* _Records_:
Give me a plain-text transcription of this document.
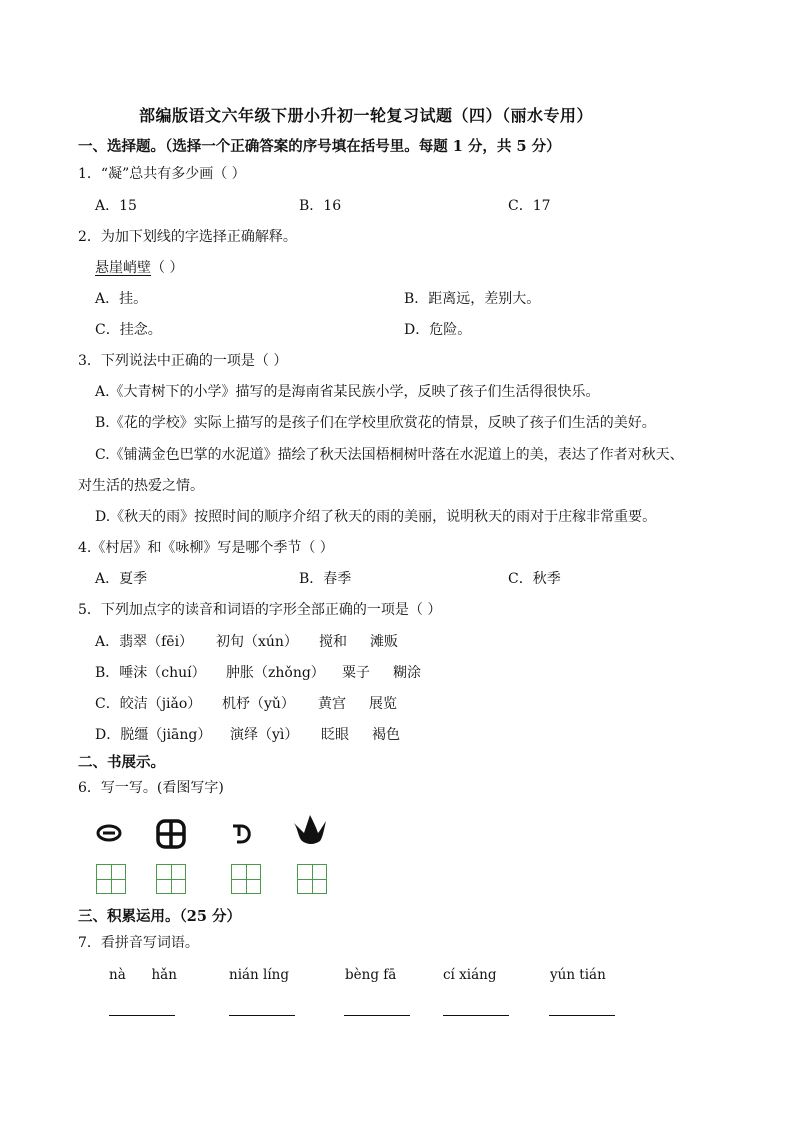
部编版语文六年级下册小升初一轮复习试题（四）（丽水专用）
一、选择题。（选择一个正确答案的序号填在括号里。每题 1 分，共 5 分）
1．“凝”总共有多少画（ ）
A．15	B．16	C．17
2．为加下划线的字选择正确解释。
悬崖峭壁（ ）
A．挂。	B．距离远，差别大。
C．挂念。	D．危险。
3．下列说法中正确的一项是（ ）
A.《大青树下的小学》描写的是海南省某民族小学，反映了孩子们生活得很快乐。
B.《花的学校》实际上描写的是孩子们在学校里欣赏花的情景，反映了孩子们生活的美好。
C.《铺满金色巴掌的水泥道》描绘了秋天法国梧桐树叶落在水泥道上的美，表达了作者对秋天、
对生活的热爱之情。
D.《秋天的雨》按照时间的顺序介绍了秋天的雨的美丽，说明秋天的雨对于庄稼非常重要。
4.《村居》和《咏柳》写是哪个季节（ ）
A．夏季	B．春季	C．秋季
5．下列加点字的读音和词语的字形全部正确的一项是（ ）
A．翡翠（fēi） 初旬（xún） 搅和 滩贩
B．唾沫（chuí） 肿胀（zhǒng） 粟子 糊涂
C．皎洁（jiǎo） 机杼（yǔ） 黄宫 展览
D．脱缰（jiāng） 演绎（yì） 眨眼 褐色
二、书展示。
6．写一写。(看图写字)
三、积累运用。（25 分）
7．看拼音写词语。
nà      hǎn	nián líng	bèng fā	cí xiáng	yún tián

* _What is asked_: Pictures stay out of the copy; please restate every record above exactly.

* _Correct result_:
Give me a plain-text transcription of this document.
部编版语文六年级下册小升初一轮复习试题（四）（丽水专用）
一、选择题。（选择一个正确答案的序号填在括号里。每题 1 分，共 5 分）
1．“凝”总共有多少画（ ）
A．15	B．16	C．17
2．为加下划线的字选择正确解释。
悬崖峭壁（ ）
A．挂。	B．距离远，差别大。
C．挂念。	D．危险。
3．下列说法中正确的一项是（ ）
A.《大青树下的小学》描写的是海南省某民族小学，反映了孩子们生活得很快乐。
B.《花的学校》实际上描写的是孩子们在学校里欣赏花的情景，反映了孩子们生活的美好。
C.《铺满金色巴掌的水泥道》描绘了秋天法国梧桐树叶落在水泥道上的美，表达了作者对秋天、
对生活的热爱之情。
D.《秋天的雨》按照时间的顺序介绍了秋天的雨的美丽，说明秋天的雨对于庄稼非常重要。
4.《村居》和《咏柳》写是哪个季节（ ）
A．夏季	B．春季	C．秋季
5．下列加点字的读音和词语的字形全部正确的一项是（ ）
A．翡翠（fēi） 初旬（xún） 搅和 滩贩
B．唾沫（chuí） 肿胀（zhǒng） 粟子 糊涂
C．皎洁（jiǎo） 机杼（yǔ） 黄宫 展览
D．脱缰（jiāng） 演绎（yì） 眨眼 褐色
二、书展示。
6．写一写。(看图写字)
三、积累运用。（25 分）
7．看拼音写词语。
nà      hǎn	nián líng	bèng fā	cí xiáng	yún tián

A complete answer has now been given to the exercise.